Exercise objective:
Return the records, each one exactly as written.

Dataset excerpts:
════

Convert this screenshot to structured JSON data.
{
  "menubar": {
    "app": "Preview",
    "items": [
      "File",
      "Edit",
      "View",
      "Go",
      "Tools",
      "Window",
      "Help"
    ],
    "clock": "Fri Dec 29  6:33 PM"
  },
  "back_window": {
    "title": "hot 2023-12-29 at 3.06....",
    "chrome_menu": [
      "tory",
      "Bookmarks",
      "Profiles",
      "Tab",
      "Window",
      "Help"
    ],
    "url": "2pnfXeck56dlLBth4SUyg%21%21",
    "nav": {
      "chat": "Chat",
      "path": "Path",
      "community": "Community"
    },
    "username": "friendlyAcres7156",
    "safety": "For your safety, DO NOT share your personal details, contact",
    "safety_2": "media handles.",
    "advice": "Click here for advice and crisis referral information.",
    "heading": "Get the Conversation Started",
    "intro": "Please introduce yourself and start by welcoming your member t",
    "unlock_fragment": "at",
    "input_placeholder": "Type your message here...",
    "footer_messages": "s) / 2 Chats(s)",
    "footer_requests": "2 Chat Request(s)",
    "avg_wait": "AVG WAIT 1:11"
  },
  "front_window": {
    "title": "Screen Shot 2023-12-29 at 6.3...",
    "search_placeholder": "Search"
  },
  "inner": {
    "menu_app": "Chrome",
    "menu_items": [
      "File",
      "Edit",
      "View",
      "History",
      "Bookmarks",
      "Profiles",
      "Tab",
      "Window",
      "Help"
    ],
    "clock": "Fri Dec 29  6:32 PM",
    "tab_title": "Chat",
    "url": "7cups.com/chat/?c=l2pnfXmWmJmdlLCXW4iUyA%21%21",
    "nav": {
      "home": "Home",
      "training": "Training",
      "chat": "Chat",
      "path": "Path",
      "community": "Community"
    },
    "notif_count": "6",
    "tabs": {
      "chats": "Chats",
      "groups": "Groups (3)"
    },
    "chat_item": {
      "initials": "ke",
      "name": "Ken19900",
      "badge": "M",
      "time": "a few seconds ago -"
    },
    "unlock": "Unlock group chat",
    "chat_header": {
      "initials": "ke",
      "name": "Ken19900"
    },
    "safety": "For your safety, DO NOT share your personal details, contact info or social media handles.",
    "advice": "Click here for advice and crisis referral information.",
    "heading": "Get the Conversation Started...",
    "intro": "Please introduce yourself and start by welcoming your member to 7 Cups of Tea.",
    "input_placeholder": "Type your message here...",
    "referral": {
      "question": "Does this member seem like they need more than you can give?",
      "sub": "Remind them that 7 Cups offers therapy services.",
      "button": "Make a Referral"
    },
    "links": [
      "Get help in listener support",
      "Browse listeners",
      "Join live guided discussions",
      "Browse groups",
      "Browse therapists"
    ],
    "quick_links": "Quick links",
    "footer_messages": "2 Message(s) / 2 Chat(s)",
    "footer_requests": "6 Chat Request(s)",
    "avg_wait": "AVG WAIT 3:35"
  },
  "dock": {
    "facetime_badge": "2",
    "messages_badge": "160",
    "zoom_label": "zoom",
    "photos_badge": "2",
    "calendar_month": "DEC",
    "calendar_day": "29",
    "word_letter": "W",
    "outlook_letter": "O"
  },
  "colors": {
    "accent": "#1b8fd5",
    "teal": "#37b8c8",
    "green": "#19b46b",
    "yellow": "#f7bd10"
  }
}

════

Response below:
Convert this screenshot to structured JSON data.
{
  "menubar": {
    "app": "Preview",
    "items": [
      "File",
      "Edit",
      "View",
      "Go",
      "Tools",
      "Window",
      "Help"
    ],
    "clock": "Fri Dec 29  6:33 PM"
  },
  "back_window": {
    "title": "hot 2023-12-29 at 3.06....",
    "chrome_menu": [
      "tory",
      "Bookmarks",
      "Profiles",
      "Tab",
      "Window",
      "Help"
    ],
    "url": "2pnfXeck56dlLBth4SUyg%21%21",
    "nav": {
      "chat": "Chat",
      "path": "Path",
      "community": "Community"
    },
    "username": "friendlyAcres7156",
    "safety": "For your safety, DO NOT share your personal details, contact",
    "safety_2": "media handles.",
    "advice": "Click here for advice and crisis referral information.",
    "heading": "Get the Conversation Started",
    "intro": "Please introduce yourself and start by welcoming your member t",
    "unlock_fragment": "at",
    "input_placeholder": "Type your message here...",
    "footer_messages": "s) / 2 Chats(s)",
    "footer_requests": "2 Chat Request(s)",
    "avg_wait": "AVG WAIT 1:11"
  },
  "front_window": {
    "title": "Screen Shot 2023-12-29 at 6.3...",
    "search_placeholder": "Search"
  },
  "inner": {
    "menu_app": "Chrome",
    "menu_items": [
      "File",
      "Edit",
      "View",
      "History",
      "Bookmarks",
      "Profiles",
      "Tab",
      "Window",
      "Help"
    ],
    "clock": "Fri Dec 29  6:32 PM",
    "tab_title": "Chat",
    "url": "7cups.com/chat/?c=l2pnfXmWmJmdlLCXW4iUyA%21%21",
    "nav": {
      "home": "Home",
      "training": "Training",
      "chat": "Chat",
      "path": "Path",
      "community": "Community"
    },
    "notif_count": "6",
    "tabs": {
      "chats": "Chats",
      "groups": "Groups (3)"
    },
    "chat_item": {
      "initials": "ke",
      "name": "Ken19900",
      "badge": "M",
      "time": "a few seconds ago -"
    },
    "unlock": "Unlock group chat",
    "chat_header": {
      "initials": "ke",
      "name": "Ken19900"
    },
    "safety": "For your safety, DO NOT share your personal details, contact info or social media handles.",
    "advice": "Click here for advice and crisis referral information.",
    "heading": "Get the Conversation Started...",
    "intro": "Please introduce yourself and start by welcoming your member to 7 Cups of Tea.",
    "input_placeholder": "Type your message here...",
    "referral": {
      "question": "Does this member seem like they need more than you can give?",
      "sub": "Remind them that 7 Cups offers therapy services.",
      "button": "Make a Referral"
    },
    "links": [
      "Get help in listener support",
      "Browse listeners",
      "Join live guided discussions",
      "Browse groups",
      "Browse therapists"
    ],
    "quick_links": "Quick links",
    "footer_messages": "2 Message(s) / 2 Chat(s)",
    "footer_requests": "6 Chat Request(s)",
    "avg_wait": "AVG WAIT 3:35"
  },
  "dock": {
    "facetime_badge": "2",
    "messages_badge": "160",
    "zoom_label": "zoom",
    "photos_badge": "2",
    "calendar_month": "DEC",
    "calendar_day": "29",
    "word_letter": "W",
    "outlook_letter": "O"
  },
  "colors": {
    "accent": "#1b8fd5",
    "teal": "#37b8c8",
    "green": "#19b46b",
    "yellow": "#f7bd10"
  }
}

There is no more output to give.